### TO DO
Return all lines in the material below that contain "organisation".

**** RECORDS FOR THIS TASK

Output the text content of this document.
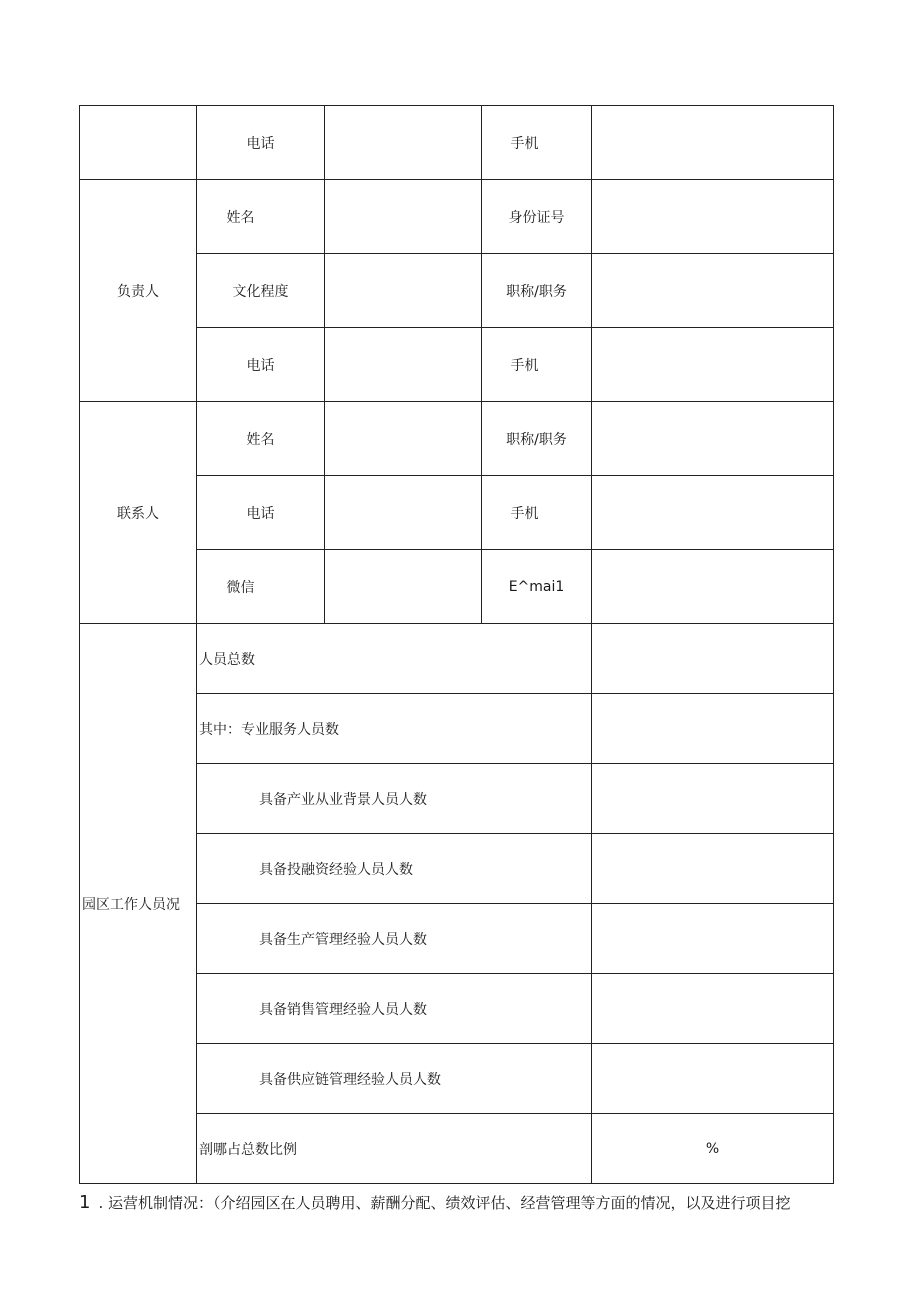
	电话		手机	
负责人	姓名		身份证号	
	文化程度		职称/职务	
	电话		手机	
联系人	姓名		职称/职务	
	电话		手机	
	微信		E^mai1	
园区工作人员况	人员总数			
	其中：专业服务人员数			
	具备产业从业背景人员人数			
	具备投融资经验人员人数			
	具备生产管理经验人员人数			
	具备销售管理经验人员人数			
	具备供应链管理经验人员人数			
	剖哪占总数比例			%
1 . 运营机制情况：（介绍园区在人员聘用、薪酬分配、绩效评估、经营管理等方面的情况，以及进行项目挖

********
**** RECORDS FOR THIS TASK

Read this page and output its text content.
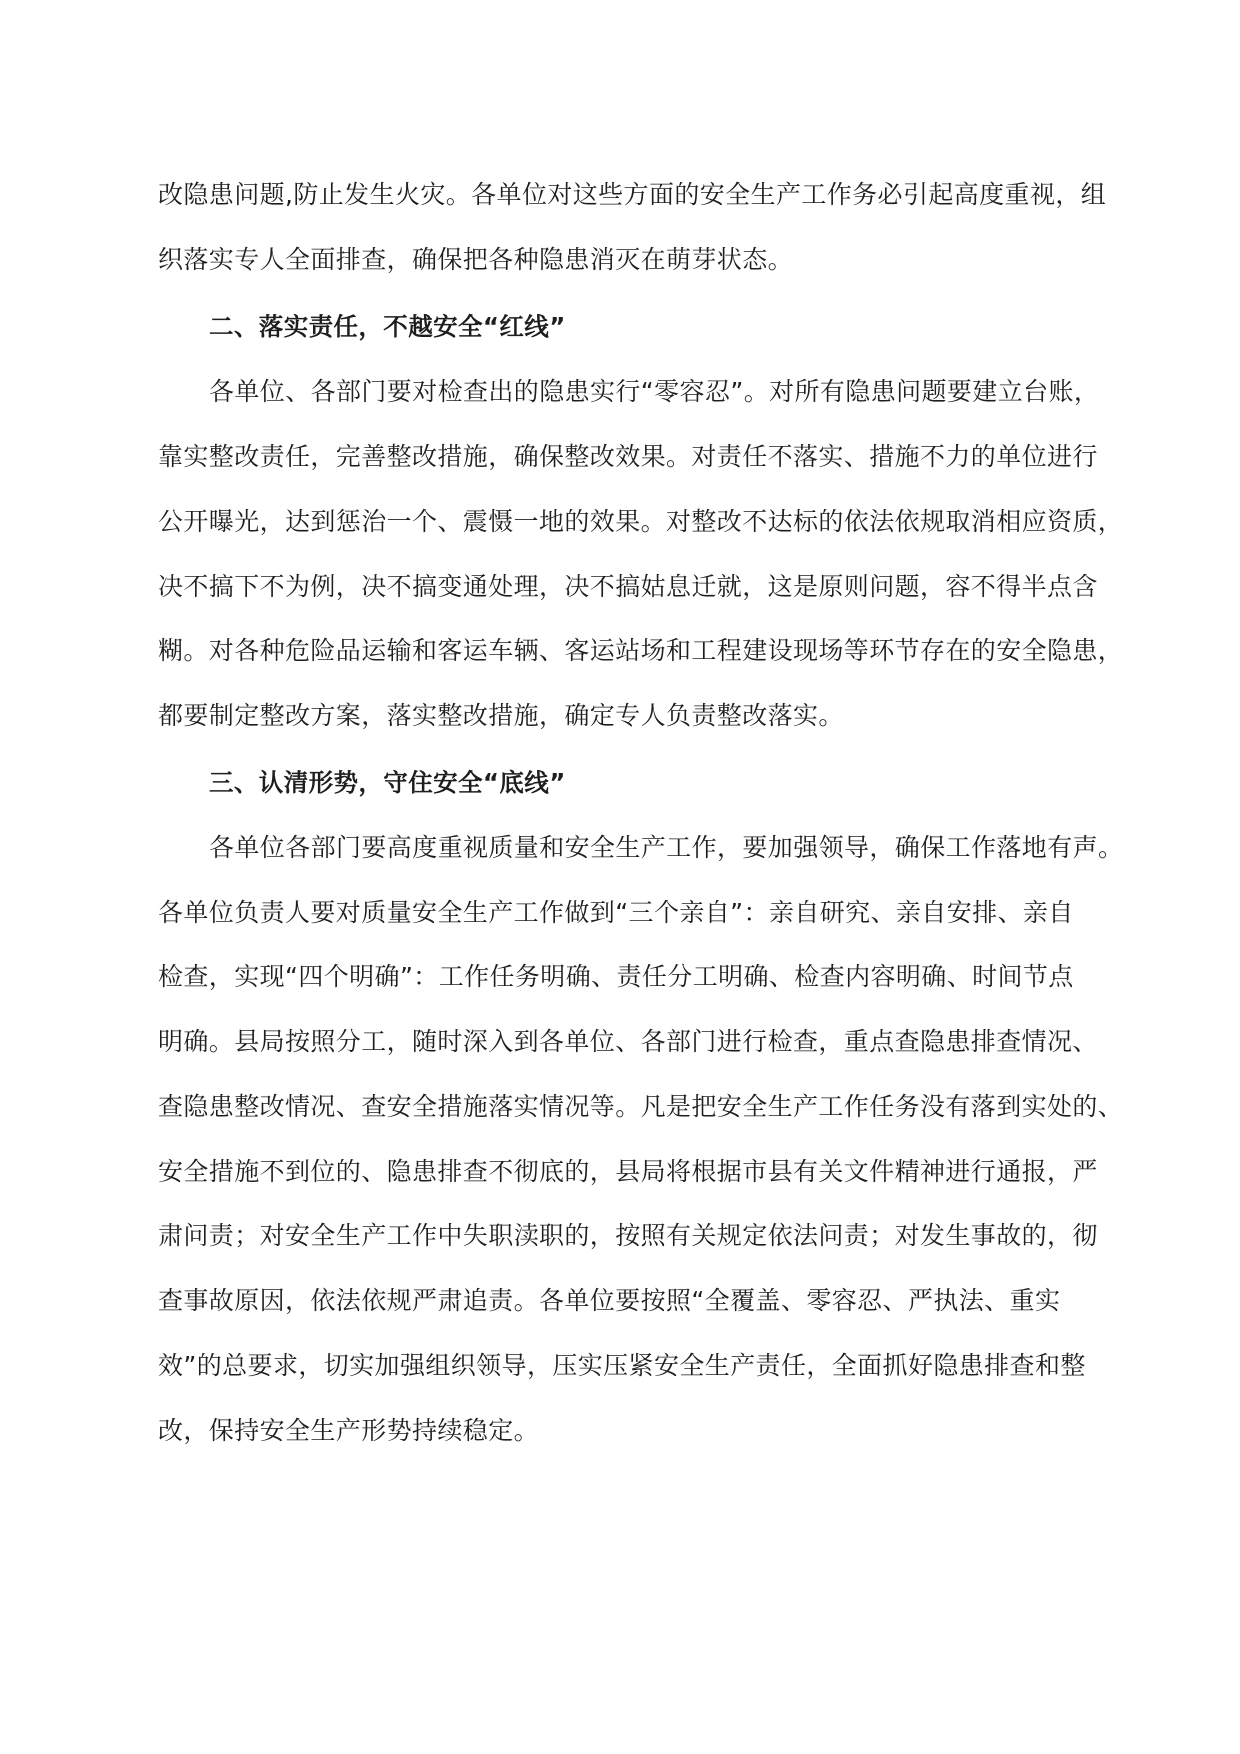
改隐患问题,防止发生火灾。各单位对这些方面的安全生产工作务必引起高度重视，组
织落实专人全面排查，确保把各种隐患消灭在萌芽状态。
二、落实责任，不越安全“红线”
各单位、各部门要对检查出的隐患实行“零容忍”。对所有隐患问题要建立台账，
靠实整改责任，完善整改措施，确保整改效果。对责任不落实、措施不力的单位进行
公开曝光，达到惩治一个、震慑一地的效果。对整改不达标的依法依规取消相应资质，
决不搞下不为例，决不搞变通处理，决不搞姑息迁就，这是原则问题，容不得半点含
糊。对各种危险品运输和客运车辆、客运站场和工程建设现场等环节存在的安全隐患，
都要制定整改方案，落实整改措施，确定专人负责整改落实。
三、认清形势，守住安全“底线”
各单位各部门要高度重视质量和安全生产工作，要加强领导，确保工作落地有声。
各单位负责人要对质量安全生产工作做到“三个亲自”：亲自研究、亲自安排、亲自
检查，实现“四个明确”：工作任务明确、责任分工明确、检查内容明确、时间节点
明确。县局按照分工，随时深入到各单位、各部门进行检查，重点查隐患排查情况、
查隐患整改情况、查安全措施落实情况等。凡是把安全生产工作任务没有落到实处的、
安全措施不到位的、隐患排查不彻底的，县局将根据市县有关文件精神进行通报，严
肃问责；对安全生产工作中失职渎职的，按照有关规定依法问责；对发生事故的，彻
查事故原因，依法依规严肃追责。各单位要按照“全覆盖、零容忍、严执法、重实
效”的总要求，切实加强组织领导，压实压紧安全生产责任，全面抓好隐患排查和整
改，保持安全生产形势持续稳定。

********
**** RECORDS FOR THIS TASK

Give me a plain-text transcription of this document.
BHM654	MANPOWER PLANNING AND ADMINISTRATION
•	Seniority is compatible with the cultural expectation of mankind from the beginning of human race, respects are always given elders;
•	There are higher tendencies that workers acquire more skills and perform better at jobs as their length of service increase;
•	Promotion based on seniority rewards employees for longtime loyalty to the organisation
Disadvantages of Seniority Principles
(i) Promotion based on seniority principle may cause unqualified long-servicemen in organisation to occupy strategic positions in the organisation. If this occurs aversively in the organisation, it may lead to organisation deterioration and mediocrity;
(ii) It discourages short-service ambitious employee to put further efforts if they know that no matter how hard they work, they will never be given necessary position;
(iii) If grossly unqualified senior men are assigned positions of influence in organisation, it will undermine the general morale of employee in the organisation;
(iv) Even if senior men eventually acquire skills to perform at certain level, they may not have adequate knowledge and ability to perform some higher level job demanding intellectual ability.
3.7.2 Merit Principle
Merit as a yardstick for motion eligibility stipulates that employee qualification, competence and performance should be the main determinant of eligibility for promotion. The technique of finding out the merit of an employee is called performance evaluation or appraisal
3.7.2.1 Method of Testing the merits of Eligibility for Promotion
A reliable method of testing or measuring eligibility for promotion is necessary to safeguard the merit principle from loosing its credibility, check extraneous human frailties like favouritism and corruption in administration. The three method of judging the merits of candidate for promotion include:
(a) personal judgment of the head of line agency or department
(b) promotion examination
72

********

### RESULT OF THIS EXERCISE
•	Promotion based on seniority rewards employees for longtime loyalty to the organisation
(i) Promotion based on seniority principle may cause unqualified long-servicemen in organisation to occupy strategic positions in the organisation. If this occurs aversively in the organisation, it may lead to organisation deterioration and mediocrity;
(iii) If grossly unqualified senior men are assigned positions of influence in organisation, it will undermine the general morale of employee in the organisation;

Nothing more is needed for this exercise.